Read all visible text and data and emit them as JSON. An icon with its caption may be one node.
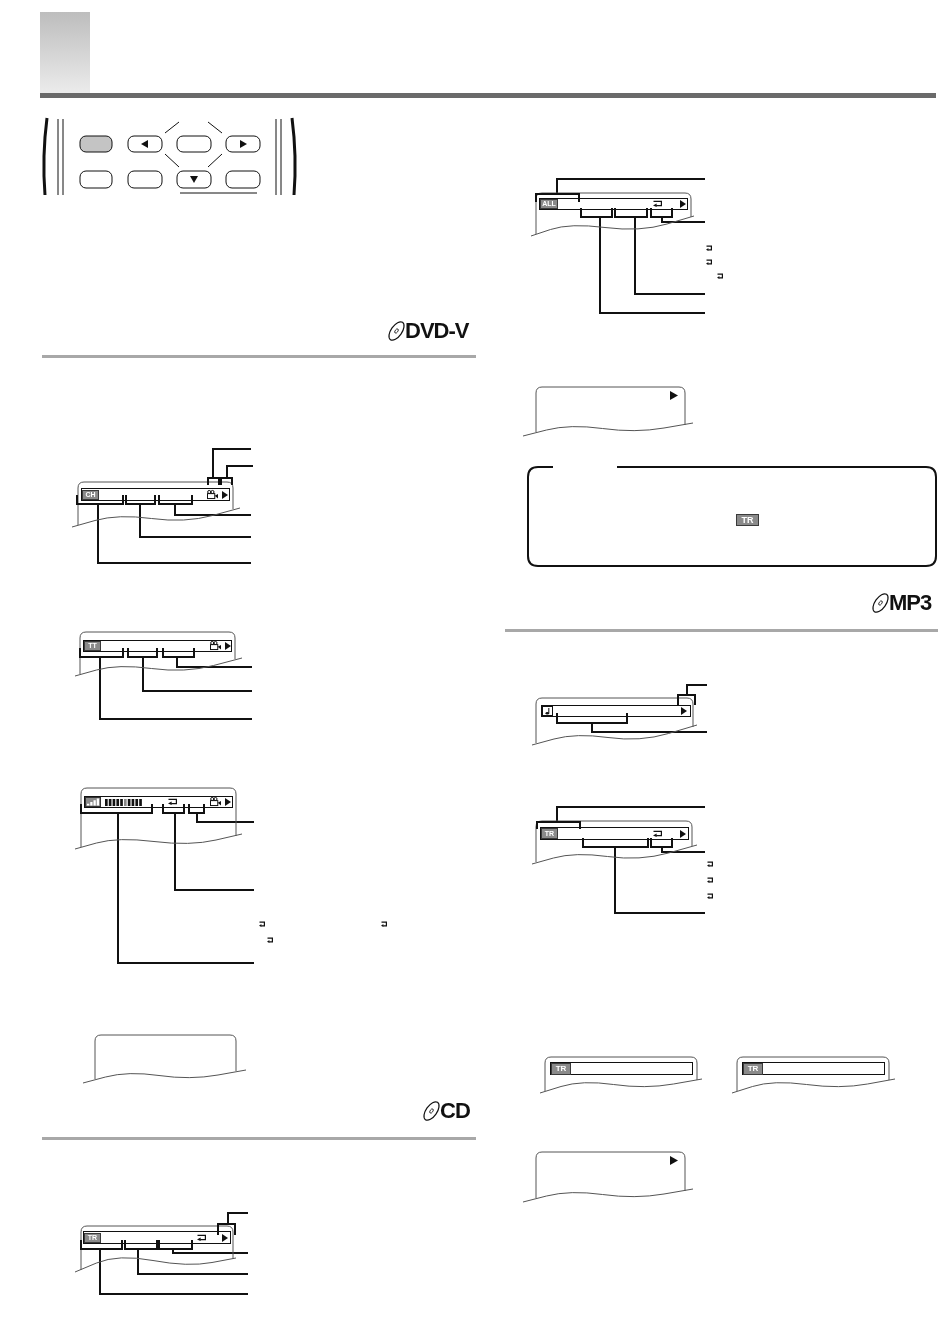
{
  "diagram": {
    "nodes": [
      {
        "text": [
          "CH"
        ]
      },
      {
        "text": [],
        "shape": "bracket",
        "in": 0
      },
      {
        "text": [],
        "shape": "bracket",
        "in": 0
      },
      {
        "text": [],
        "shape": "bracket",
        "in": 0
      },
      {
        "text": [],
        "shape": "bracket"
      },
      {
        "text": [],
        "shape": "bracket"
      },
      {
        "text": [
          "TT"
        ]
      },
      {
        "text": [],
        "shape": "bracket",
        "in": 6
      },
      {
        "text": [],
        "shape": "bracket",
        "in": 6
      },
      {
        "text": [],
        "shape": "bracket",
        "in": 6
      },
      {
        "text": [],
        "shape": "box"
      },
      {
        "text": [],
        "shape": "bracket",
        "in": 10
      },
      {
        "text": [],
        "shape": "bracket",
        "in": 10
      },
      {
        "text": [],
        "shape": "bracket",
        "in": 10
      },
      {
        "text": [],
        "shape": "box"
      },
      {
        "text": [
          "TR"
        ]
      },
      {
        "text": [],
        "shape": "bracket",
        "in": 15
      },
      {
        "text": [],
        "shape": "bracket",
        "in": 15
      },
      {
        "text": [],
        "shape": "bracket",
        "in": 15
      },
      {
        "text": [],
        "shape": "bracket"
      },
      {
        "text": [
          "ALL"
        ]
      },
      {
        "text": [],
        "shape": "bracket",
        "in": 20
      },
      {
        "text": [],
        "shape": "bracket",
        "in": 20
      },
      {
        "text": [],
        "shape": "bracket",
        "in": 20
      },
      {
        "text": [],
        "shape": "bracket",
        "in": 20
      },
      {
        "text": [],
        "shape": "box"
      },
      {
        "text": [
          "TR"
        ]
      },
      {
        "text": [],
        "shape": "box"
      },
      {
        "text": [],
        "shape": "bracket"
      },
      {
        "text": [],
        "shape": "bracket",
        "in": 27
      },
      {
        "text": [
          "TR"
        ]
      },
      {
        "text": [],
        "shape": "bracket",
        "in": 30
      },
      {
        "text": [],
        "shape": "bracket",
        "in": 30
      },
      {
        "text": [],
        "shape": "bracket",
        "in": 30
      },
      {
        "text": [
          "TR"
        ]
      },
      {
        "text": [
          "TR"
        ]
      },
      {
        "text": [],
        "shape": "box"
      }
    ],
    "edges": [
      {
        "from": null,
        "to": 1,
        "arrow": "none"
      },
      {
        "from": null,
        "to": 2,
        "arrow": "none"
      },
      {
        "from": null,
        "to": 3,
        "arrow": "none"
      },
      {
        "from": null,
        "to": 4,
        "arrow": "none"
      },
      {
        "from": null,
        "to": 5,
        "arrow": "none"
      },
      {
        "from": null,
        "to": 7,
        "arrow": "none"
      },
      {
        "from": null,
        "to": 8,
        "arrow": "none"
      },
      {
        "from": null,
        "to": 9,
        "arrow": "none"
      },
      {
        "from": null,
        "to": 11,
        "arrow": "none"
      },
      {
        "from": null,
        "to": 12,
        "arrow": "none"
      },
      {
        "from": null,
        "to": 13,
        "arrow": "none"
      },
      {
        "from": null,
        "to": 16,
        "arrow": "none"
      },
      {
        "from": null,
        "to": 17,
        "arrow": "none"
      },
      {
        "from": null,
        "to": 18,
        "arrow": "none"
      },
      {
        "from": null,
        "to": 19,
        "arrow": "none"
      },
      {
        "from": null,
        "to": 21,
        "arrow": "none"
      },
      {
        "from": null,
        "to": 22,
        "arrow": "none"
      },
      {
        "from": null,
        "to": 23,
        "arrow": "none"
      },
      {
        "from": null,
        "to": 24,
        "arrow": "none"
      },
      {
        "from": null,
        "to": 28,
        "arrow": "none"
      },
      {
        "from": null,
        "to": 29,
        "arrow": "none"
      },
      {
        "from": null,
        "to": 31,
        "arrow": "none"
      },
      {
        "from": null,
        "to": 32,
        "arrow": "none"
      },
      {
        "from": null,
        "to": 33,
        "arrow": "none"
      }
    ],
    "labels": [
      "DVD-V",
      "CD",
      "MP3"
    ]
  }
}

What you are asked to do: Would you return the data exactly as written, without the pictures?

Answer below:
Read all visible text and data and emit them as JSON. An icon with its caption may be one node.
{
  "diagram": {
    "nodes": [
      {
        "text": [
          "CH"
        ]
      },
      {
        "text": [],
        "shape": "bracket",
        "in": 0
      },
      {
        "text": [],
        "shape": "bracket",
        "in": 0
      },
      {
        "text": [],
        "shape": "bracket",
        "in": 0
      },
      {
        "text": [],
        "shape": "bracket"
      },
      {
        "text": [],
        "shape": "bracket"
      },
      {
        "text": [
          "TT"
        ]
      },
      {
        "text": [],
        "shape": "bracket",
        "in": 6
      },
      {
        "text": [],
        "shape": "bracket",
        "in": 6
      },
      {
        "text": [],
        "shape": "bracket",
        "in": 6
      },
      {
        "text": [],
        "shape": "box"
      },
      {
        "text": [],
        "shape": "bracket",
        "in": 10
      },
      {
        "text": [],
        "shape": "bracket",
        "in": 10
      },
      {
        "text": [],
        "shape": "bracket",
        "in": 10
      },
      {
        "text": [],
        "shape": "box"
      },
      {
        "text": [
          "TR"
        ]
      },
      {
        "text": [],
        "shape": "bracket",
        "in": 15
      },
      {
        "text": [],
        "shape": "bracket",
        "in": 15
      },
      {
        "text": [],
        "shape": "bracket",
        "in": 15
      },
      {
        "text": [],
        "shape": "bracket"
      },
      {
        "text": [
          "ALL"
        ]
      },
      {
        "text": [],
        "shape": "bracket",
        "in": 20
      },
      {
        "text": [],
        "shape": "bracket",
        "in": 20
      },
      {
        "text": [],
        "shape": "bracket",
        "in": 20
      },
      {
        "text": [],
        "shape": "bracket",
        "in": 20
      },
      {
        "text": [],
        "shape": "box"
      },
      {
        "text": [
          "TR"
        ]
      },
      {
        "text": [],
        "shape": "box"
      },
      {
        "text": [],
        "shape": "bracket"
      },
      {
        "text": [],
        "shape": "bracket",
        "in": 27
      },
      {
        "text": [
          "TR"
        ]
      },
      {
        "text": [],
        "shape": "bracket",
        "in": 30
      },
      {
        "text": [],
        "shape": "bracket",
        "in": 30
      },
      {
        "text": [],
        "shape": "bracket",
        "in": 30
      },
      {
        "text": [
          "TR"
        ]
      },
      {
        "text": [
          "TR"
        ]
      },
      {
        "text": [],
        "shape": "box"
      }
    ],
    "edges": [
      {
        "from": null,
        "to": 1,
        "arrow": "none"
      },
      {
        "from": null,
        "to": 2,
        "arrow": "none"
      },
      {
        "from": null,
        "to": 3,
        "arrow": "none"
      },
      {
        "from": null,
        "to": 4,
        "arrow": "none"
      },
      {
        "from": null,
        "to": 5,
        "arrow": "none"
      },
      {
        "from": null,
        "to": 7,
        "arrow": "none"
      },
      {
        "from": null,
        "to": 8,
        "arrow": "none"
      },
      {
        "from": null,
        "to": 9,
        "arrow": "none"
      },
      {
        "from": null,
        "to": 11,
        "arrow": "none"
      },
      {
        "from": null,
        "to": 12,
        "arrow": "none"
      },
      {
        "from": null,
        "to": 13,
        "arrow": "none"
      },
      {
        "from": null,
        "to": 16,
        "arrow": "none"
      },
      {
        "from": null,
        "to": 17,
        "arrow": "none"
      },
      {
        "from": null,
        "to": 18,
        "arrow": "none"
      },
      {
        "from": null,
        "to": 19,
        "arrow": "none"
      },
      {
        "from": null,
        "to": 21,
        "arrow": "none"
      },
      {
        "from": null,
        "to": 22,
        "arrow": "none"
      },
      {
        "from": null,
        "to": 23,
        "arrow": "none"
      },
      {
        "from": null,
        "to": 24,
        "arrow": "none"
      },
      {
        "from": null,
        "to": 28,
        "arrow": "none"
      },
      {
        "from": null,
        "to": 29,
        "arrow": "none"
      },
      {
        "from": null,
        "to": 31,
        "arrow": "none"
      },
      {
        "from": null,
        "to": 32,
        "arrow": "none"
      },
      {
        "from": null,
        "to": 33,
        "arrow": "none"
      }
    ],
    "labels": [
      "DVD-V",
      "CD",
      "MP3"
    ]
  }
}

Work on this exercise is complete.